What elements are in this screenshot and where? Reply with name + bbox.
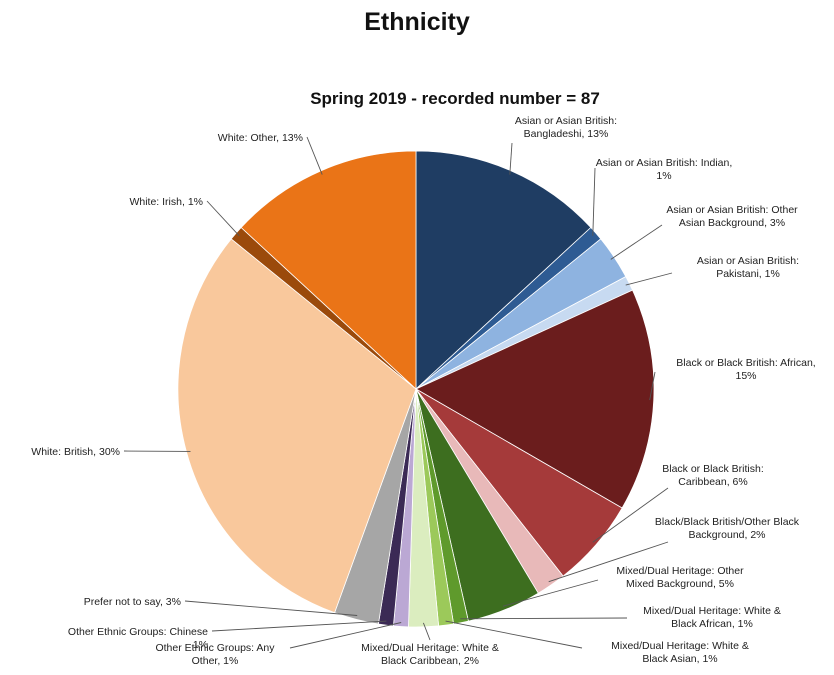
pie-slice-5 xyxy=(415,289,655,509)
leader-line-13 xyxy=(211,620,387,632)
page-title: Ethnicity xyxy=(364,8,470,36)
leader-line-2 xyxy=(592,167,596,236)
slice-label-6: Black or Black British: Caribbean, 6% xyxy=(662,463,764,488)
leader-line-17 xyxy=(306,136,323,175)
slice-label-16: White: Irish, 1% xyxy=(129,196,203,208)
slice-label-13: Other Ethnic Groups: Chinese 1% xyxy=(68,626,208,651)
leader-line-3 xyxy=(610,224,663,260)
pie-slice-1 xyxy=(415,150,592,390)
leader-line-14 xyxy=(184,600,358,616)
slice-label-5: Black or Black British: African, 15% xyxy=(676,357,815,382)
leader-line-8 xyxy=(502,579,599,607)
slice-label-1: Asian or Asian British: Bangladeshi, 13% xyxy=(515,115,617,140)
slice-label-9: Mixed/Dual Heritage: White & Black Africa… xyxy=(643,605,781,630)
slice-label-14: Prefer not to say, 3% xyxy=(84,596,181,608)
slice-label-8: Mixed/Dual Heritage: Other Mixed Backgrou… xyxy=(616,565,744,590)
pie-slice-15 xyxy=(177,238,417,614)
chart-title: Spring 2019 - recorded number = 87 xyxy=(310,89,600,108)
slice-label-2: Asian or Asian British: Indian, 1% xyxy=(596,157,733,182)
leader-line-6 xyxy=(592,487,669,543)
slice-label-10: Mixed/Dual Heritage: White & Black Asian,… xyxy=(611,640,749,665)
leader-line-16 xyxy=(206,200,240,237)
leader-line-1 xyxy=(509,142,513,175)
leader-line-12 xyxy=(289,622,402,649)
leader-line-7 xyxy=(548,541,669,583)
leader-line-4 xyxy=(625,272,673,286)
slice-label-4: Asian or Asian British: Pakistani, 1% xyxy=(697,255,799,280)
leader-line-11 xyxy=(422,622,431,641)
slice-label-17: White: Other, 13% xyxy=(218,132,303,144)
leader-line-5 xyxy=(649,371,656,401)
slice-label-12: Other Ethnic Groups: Any Other, 1% xyxy=(155,642,275,667)
slice-label-7: Black/Black British/Other Black Backgroun… xyxy=(655,516,800,541)
slice-label-15: White: British, 30% xyxy=(31,446,120,458)
slice-label-3: Asian or Asian British: Other Asian Backg… xyxy=(666,204,798,229)
leader-line-9 xyxy=(460,617,628,620)
slice-label-11: Mixed/Dual Heritage: White & Black Caribb… xyxy=(361,642,499,667)
leader-line-10 xyxy=(445,620,583,649)
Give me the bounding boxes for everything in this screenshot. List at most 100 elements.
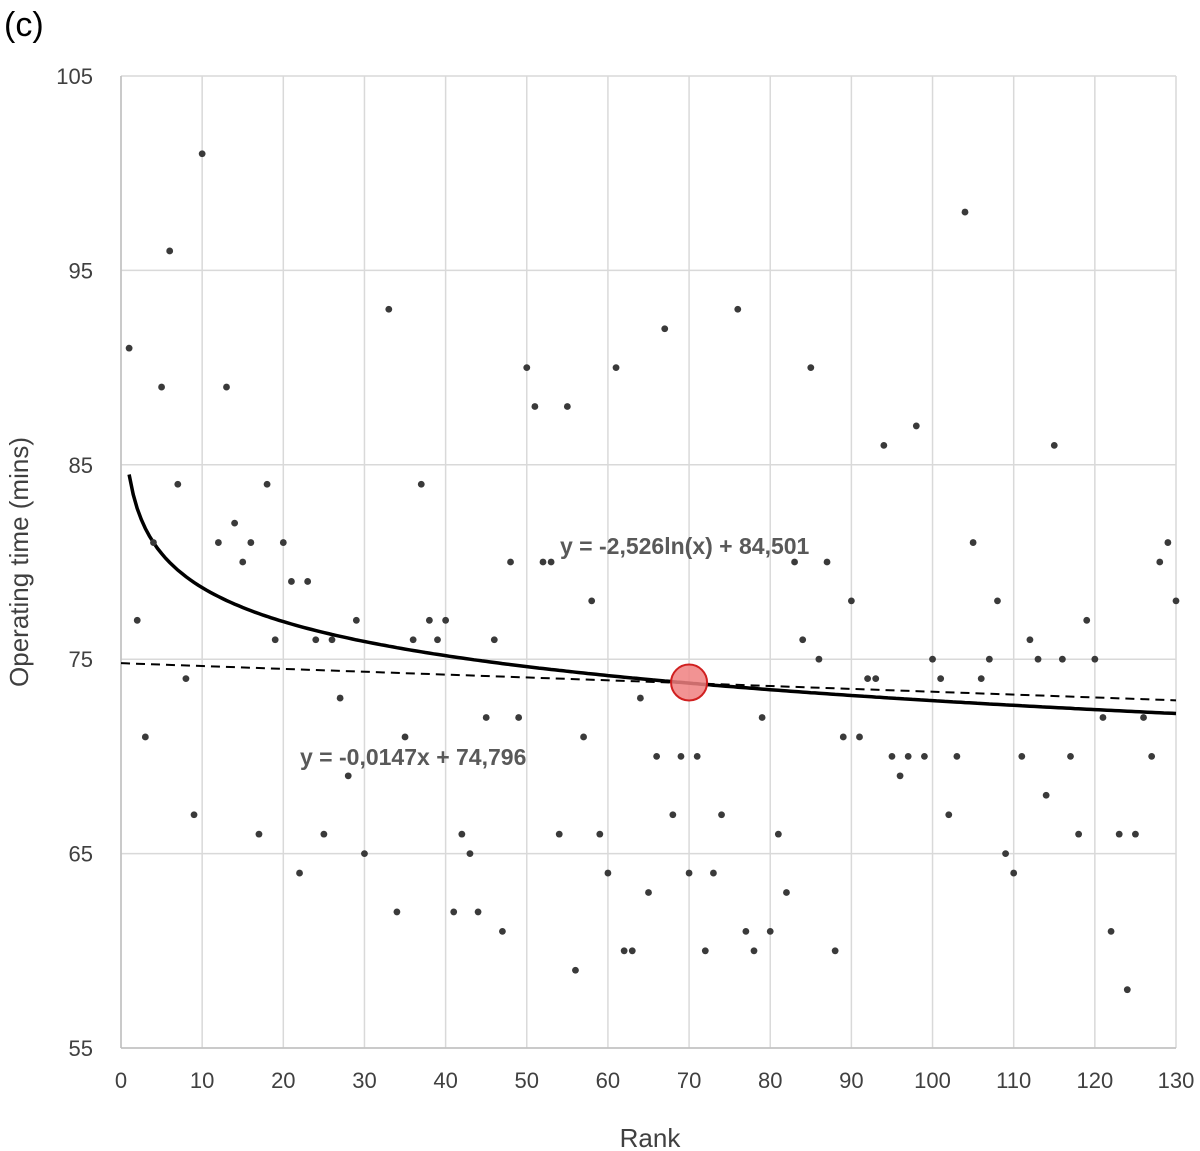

● ● ● ● ● ● ●

Set task:
How many of the lines above contain the word "this"? Reply with the number only.

Reply:
2